» Problem statement
Pick out all lines of the entries that include the word "wohl" and copy them.

» Input data
# # # # # # #

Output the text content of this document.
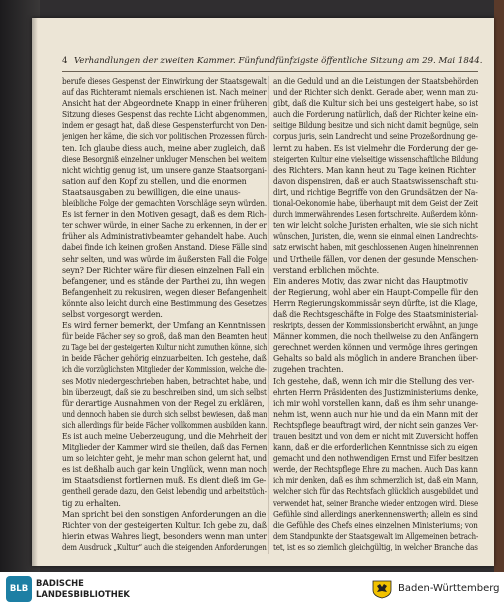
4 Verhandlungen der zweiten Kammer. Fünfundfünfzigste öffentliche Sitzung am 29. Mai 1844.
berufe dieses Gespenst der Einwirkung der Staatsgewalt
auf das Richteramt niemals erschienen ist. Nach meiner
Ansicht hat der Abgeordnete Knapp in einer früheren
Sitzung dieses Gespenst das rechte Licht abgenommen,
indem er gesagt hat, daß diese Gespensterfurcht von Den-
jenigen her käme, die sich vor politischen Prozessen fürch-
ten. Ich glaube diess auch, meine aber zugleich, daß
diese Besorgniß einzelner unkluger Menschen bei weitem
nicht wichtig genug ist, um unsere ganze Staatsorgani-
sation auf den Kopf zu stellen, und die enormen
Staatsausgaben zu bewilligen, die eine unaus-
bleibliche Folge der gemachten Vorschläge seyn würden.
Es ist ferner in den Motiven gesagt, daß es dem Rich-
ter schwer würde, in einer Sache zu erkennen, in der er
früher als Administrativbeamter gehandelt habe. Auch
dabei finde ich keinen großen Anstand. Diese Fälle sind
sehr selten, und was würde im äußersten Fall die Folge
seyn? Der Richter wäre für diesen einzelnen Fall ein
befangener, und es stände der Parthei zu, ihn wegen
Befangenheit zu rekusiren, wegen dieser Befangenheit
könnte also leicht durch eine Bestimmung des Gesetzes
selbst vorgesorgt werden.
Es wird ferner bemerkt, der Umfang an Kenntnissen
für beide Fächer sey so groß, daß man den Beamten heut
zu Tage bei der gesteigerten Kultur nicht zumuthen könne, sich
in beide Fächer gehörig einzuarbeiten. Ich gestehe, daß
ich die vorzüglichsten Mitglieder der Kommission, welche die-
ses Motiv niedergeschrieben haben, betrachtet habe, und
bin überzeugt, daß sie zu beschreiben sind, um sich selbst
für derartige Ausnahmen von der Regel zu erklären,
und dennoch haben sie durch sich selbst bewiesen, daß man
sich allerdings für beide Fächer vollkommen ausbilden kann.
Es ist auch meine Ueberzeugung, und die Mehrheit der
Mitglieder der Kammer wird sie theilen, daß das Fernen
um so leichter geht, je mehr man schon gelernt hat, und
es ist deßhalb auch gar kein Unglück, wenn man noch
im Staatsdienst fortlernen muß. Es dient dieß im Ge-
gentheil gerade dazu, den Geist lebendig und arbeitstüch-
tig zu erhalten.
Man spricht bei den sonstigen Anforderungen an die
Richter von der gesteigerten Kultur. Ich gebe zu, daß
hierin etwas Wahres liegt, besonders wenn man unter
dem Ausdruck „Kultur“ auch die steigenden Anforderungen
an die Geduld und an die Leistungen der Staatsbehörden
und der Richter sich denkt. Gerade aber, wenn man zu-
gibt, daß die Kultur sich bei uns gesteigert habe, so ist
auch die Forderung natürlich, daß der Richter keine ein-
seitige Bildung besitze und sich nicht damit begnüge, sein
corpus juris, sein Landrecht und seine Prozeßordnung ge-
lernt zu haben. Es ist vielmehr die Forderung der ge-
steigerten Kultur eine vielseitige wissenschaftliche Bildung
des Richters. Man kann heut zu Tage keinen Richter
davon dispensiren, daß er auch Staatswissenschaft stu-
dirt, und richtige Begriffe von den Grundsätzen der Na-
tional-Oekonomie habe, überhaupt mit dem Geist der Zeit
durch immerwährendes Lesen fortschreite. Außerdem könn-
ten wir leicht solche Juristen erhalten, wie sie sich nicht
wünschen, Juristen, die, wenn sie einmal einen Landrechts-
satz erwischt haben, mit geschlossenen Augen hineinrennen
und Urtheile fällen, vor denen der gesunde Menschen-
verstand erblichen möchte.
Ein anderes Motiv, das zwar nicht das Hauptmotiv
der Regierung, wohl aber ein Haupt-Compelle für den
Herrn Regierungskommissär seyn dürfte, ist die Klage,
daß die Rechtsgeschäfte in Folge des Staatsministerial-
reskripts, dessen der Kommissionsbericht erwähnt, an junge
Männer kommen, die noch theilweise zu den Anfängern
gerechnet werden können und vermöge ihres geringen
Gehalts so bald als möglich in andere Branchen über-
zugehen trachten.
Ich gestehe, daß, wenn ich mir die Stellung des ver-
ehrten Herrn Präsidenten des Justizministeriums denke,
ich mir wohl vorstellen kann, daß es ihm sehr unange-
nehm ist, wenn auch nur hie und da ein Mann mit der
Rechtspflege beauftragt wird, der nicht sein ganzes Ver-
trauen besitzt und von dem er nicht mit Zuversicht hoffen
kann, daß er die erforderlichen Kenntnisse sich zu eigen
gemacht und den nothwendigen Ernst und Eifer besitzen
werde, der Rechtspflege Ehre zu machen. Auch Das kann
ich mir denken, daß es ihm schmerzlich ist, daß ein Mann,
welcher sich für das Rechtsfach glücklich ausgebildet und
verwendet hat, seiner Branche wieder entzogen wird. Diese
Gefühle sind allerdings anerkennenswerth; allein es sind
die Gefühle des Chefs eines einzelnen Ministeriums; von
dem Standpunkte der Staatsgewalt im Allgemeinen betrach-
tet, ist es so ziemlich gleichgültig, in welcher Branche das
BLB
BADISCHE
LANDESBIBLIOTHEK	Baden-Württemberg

# # # # # # #

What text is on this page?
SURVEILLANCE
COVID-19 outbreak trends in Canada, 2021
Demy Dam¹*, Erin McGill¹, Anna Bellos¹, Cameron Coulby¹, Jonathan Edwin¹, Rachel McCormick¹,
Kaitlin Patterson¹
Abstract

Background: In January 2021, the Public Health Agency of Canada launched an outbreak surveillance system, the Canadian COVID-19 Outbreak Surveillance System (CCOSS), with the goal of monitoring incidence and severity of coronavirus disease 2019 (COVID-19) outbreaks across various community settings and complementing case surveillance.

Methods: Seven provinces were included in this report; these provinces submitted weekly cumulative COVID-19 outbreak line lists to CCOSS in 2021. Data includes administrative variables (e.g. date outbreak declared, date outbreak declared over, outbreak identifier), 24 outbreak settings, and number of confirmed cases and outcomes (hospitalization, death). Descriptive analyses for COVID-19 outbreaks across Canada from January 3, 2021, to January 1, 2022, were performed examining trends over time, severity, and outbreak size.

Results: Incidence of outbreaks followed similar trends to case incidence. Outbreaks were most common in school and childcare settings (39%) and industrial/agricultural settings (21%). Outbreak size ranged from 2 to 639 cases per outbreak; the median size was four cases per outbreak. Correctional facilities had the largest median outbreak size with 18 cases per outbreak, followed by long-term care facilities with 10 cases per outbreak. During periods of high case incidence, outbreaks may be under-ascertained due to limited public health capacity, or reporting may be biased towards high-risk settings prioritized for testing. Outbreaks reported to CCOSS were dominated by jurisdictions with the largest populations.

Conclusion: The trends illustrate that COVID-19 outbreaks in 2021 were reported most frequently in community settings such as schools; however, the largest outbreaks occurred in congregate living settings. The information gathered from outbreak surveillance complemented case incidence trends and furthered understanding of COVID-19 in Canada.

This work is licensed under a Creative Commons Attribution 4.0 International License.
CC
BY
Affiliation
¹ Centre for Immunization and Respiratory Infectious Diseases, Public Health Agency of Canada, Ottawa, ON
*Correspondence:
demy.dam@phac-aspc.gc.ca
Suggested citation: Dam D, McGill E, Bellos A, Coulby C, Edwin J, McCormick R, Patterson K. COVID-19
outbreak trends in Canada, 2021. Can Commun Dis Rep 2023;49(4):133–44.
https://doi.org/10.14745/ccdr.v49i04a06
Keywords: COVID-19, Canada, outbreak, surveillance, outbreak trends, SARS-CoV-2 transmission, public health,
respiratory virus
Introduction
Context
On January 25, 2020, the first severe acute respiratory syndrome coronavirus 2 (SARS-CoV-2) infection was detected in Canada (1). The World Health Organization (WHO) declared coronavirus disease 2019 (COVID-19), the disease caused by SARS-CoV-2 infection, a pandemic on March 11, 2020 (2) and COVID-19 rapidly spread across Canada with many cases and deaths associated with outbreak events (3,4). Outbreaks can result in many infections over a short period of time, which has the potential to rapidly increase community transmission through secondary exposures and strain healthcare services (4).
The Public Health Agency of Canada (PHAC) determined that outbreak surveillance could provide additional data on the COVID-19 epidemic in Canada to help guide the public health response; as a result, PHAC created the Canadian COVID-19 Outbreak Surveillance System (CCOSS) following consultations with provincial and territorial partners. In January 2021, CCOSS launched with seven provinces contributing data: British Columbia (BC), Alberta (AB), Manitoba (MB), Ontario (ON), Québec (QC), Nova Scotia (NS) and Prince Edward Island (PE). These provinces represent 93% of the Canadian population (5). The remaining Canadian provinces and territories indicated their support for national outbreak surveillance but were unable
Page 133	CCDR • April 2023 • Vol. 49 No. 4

# # # # # # #

» Task answer
der Regierung, wohl aber ein Haupt-Compelle für den
ich mir wohl vorstellen kann, daß es ihm sehr unange-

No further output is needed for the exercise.